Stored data
──────────────────────────────

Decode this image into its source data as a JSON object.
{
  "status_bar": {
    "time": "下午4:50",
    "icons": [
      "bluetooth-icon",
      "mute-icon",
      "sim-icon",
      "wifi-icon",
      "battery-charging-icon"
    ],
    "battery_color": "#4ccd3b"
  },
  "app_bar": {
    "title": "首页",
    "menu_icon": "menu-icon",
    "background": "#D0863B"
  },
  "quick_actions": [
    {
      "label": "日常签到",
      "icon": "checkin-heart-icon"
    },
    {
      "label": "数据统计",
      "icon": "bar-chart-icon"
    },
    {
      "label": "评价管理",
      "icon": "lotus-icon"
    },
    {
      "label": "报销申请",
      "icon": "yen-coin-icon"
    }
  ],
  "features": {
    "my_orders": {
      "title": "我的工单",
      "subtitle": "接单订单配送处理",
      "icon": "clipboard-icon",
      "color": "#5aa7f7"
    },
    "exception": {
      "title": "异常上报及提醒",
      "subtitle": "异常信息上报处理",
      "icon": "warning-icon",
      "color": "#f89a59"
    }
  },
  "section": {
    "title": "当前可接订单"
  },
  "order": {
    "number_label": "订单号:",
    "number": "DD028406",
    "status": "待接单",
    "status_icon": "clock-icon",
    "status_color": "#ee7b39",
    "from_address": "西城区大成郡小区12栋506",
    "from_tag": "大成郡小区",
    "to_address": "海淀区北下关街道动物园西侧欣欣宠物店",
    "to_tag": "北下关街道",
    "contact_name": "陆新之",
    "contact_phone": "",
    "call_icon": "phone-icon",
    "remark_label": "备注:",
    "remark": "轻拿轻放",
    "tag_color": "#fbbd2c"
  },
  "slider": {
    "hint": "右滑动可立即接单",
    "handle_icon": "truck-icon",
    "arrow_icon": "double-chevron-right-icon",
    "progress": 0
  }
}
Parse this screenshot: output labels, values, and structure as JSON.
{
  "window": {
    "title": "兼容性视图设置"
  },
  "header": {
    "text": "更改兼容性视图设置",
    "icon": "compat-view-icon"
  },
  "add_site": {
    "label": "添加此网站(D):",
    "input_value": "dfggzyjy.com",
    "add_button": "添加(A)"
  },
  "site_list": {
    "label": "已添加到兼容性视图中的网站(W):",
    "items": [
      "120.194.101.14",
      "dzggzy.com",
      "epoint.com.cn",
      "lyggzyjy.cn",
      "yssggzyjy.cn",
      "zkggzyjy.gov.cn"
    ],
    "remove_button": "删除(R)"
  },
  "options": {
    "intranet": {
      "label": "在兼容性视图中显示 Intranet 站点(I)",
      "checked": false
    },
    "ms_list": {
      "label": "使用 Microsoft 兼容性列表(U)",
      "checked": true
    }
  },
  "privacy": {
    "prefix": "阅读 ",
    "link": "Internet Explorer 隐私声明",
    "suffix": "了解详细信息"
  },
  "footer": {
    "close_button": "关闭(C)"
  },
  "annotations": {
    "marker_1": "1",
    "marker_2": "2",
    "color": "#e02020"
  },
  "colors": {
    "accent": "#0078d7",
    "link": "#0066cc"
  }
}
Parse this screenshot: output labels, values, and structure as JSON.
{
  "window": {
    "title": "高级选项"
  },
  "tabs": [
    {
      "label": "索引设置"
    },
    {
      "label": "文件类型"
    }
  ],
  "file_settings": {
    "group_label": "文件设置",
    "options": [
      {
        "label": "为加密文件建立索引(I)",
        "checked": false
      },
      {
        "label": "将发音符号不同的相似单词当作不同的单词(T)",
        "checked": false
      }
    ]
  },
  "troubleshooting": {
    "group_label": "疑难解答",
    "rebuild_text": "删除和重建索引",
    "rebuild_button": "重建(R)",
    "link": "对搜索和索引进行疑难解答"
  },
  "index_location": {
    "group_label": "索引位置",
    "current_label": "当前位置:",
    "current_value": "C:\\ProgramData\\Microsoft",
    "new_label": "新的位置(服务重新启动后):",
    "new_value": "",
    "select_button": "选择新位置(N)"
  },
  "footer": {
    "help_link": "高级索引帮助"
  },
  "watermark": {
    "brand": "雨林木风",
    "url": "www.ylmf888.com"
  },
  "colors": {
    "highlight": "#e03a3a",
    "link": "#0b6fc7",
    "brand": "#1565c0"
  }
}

──────────────────────────────

■ **WHAT IS ASKED**
Repeat the material in full, exactly as it stands.

■ **WRITTEN SOLUTION**
Decode this image into its source data as a JSON object.
{
  "status_bar": {
    "time": "下午4:50",
    "icons": [
      "bluetooth-icon",
      "mute-icon",
      "sim-icon",
      "wifi-icon",
      "battery-charging-icon"
    ],
    "battery_color": "#4ccd3b"
  },
  "app_bar": {
    "title": "首页",
    "menu_icon": "menu-icon",
    "background": "#D0863B"
  },
  "quick_actions": [
    {
      "label": "日常签到",
      "icon": "checkin-heart-icon"
    },
    {
      "label": "数据统计",
      "icon": "bar-chart-icon"
    },
    {
      "label": "评价管理",
      "icon": "lotus-icon"
    },
    {
      "label": "报销申请",
      "icon": "yen-coin-icon"
    }
  ],
  "features": {
    "my_orders": {
      "title": "我的工单",
      "subtitle": "接单订单配送处理",
      "icon": "clipboard-icon",
      "color": "#5aa7f7"
    },
    "exception": {
      "title": "异常上报及提醒",
      "subtitle": "异常信息上报处理",
      "icon": "warning-icon",
      "color": "#f89a59"
    }
  },
  "section": {
    "title": "当前可接订单"
  },
  "order": {
    "number_label": "订单号:",
    "number": "DD028406",
    "status": "待接单",
    "status_icon": "clock-icon",
    "status_color": "#ee7b39",
    "from_address": "西城区大成郡小区12栋506",
    "from_tag": "大成郡小区",
    "to_address": "海淀区北下关街道动物园西侧欣欣宠物店",
    "to_tag": "北下关街道",
    "contact_name": "陆新之",
    "contact_phone": "",
    "call_icon": "phone-icon",
    "remark_label": "备注:",
    "remark": "轻拿轻放",
    "tag_color": "#fbbd2c"
  },
  "slider": {
    "hint": "右滑动可立即接单",
    "handle_icon": "truck-icon",
    "arrow_icon": "double-chevron-right-icon",
    "progress": 0
  }
}
Parse this screenshot: output labels, values, and structure as JSON.
{
  "window": {
    "title": "兼容性视图设置"
  },
  "header": {
    "text": "更改兼容性视图设置",
    "icon": "compat-view-icon"
  },
  "add_site": {
    "label": "添加此网站(D):",
    "input_value": "dfggzyjy.com",
    "add_button": "添加(A)"
  },
  "site_list": {
    "label": "已添加到兼容性视图中的网站(W):",
    "items": [
      "120.194.101.14",
      "dzggzy.com",
      "epoint.com.cn",
      "lyggzyjy.cn",
      "yssggzyjy.cn",
      "zkggzyjy.gov.cn"
    ],
    "remove_button": "删除(R)"
  },
  "options": {
    "intranet": {
      "label": "在兼容性视图中显示 Intranet 站点(I)",
      "checked": false
    },
    "ms_list": {
      "label": "使用 Microsoft 兼容性列表(U)",
      "checked": true
    }
  },
  "privacy": {
    "prefix": "阅读 ",
    "link": "Internet Explorer 隐私声明",
    "suffix": "了解详细信息"
  },
  "footer": {
    "close_button": "关闭(C)"
  },
  "annotations": {
    "marker_1": "1",
    "marker_2": "2",
    "color": "#e02020"
  },
  "colors": {
    "accent": "#0078d7",
    "link": "#0066cc"
  }
}
Parse this screenshot: output labels, values, and structure as JSON.
{
  "window": {
    "title": "高级选项"
  },
  "tabs": [
    {
      "label": "索引设置"
    },
    {
      "label": "文件类型"
    }
  ],
  "file_settings": {
    "group_label": "文件设置",
    "options": [
      {
        "label": "为加密文件建立索引(I)",
        "checked": false
      },
      {
        "label": "将发音符号不同的相似单词当作不同的单词(T)",
        "checked": false
      }
    ]
  },
  "troubleshooting": {
    "group_label": "疑难解答",
    "rebuild_text": "删除和重建索引",
    "rebuild_button": "重建(R)",
    "link": "对搜索和索引进行疑难解答"
  },
  "index_location": {
    "group_label": "索引位置",
    "current_label": "当前位置:",
    "current_value": "C:\\ProgramData\\Microsoft",
    "new_label": "新的位置(服务重新启动后):",
    "new_value": "",
    "select_button": "选择新位置(N)"
  },
  "footer": {
    "help_link": "高级索引帮助"
  },
  "watermark": {
    "brand": "雨林木风",
    "url": "www.ylmf888.com"
  },
  "colors": {
    "highlight": "#e03a3a",
    "link": "#0b6fc7",
    "brand": "#1565c0"
  }
}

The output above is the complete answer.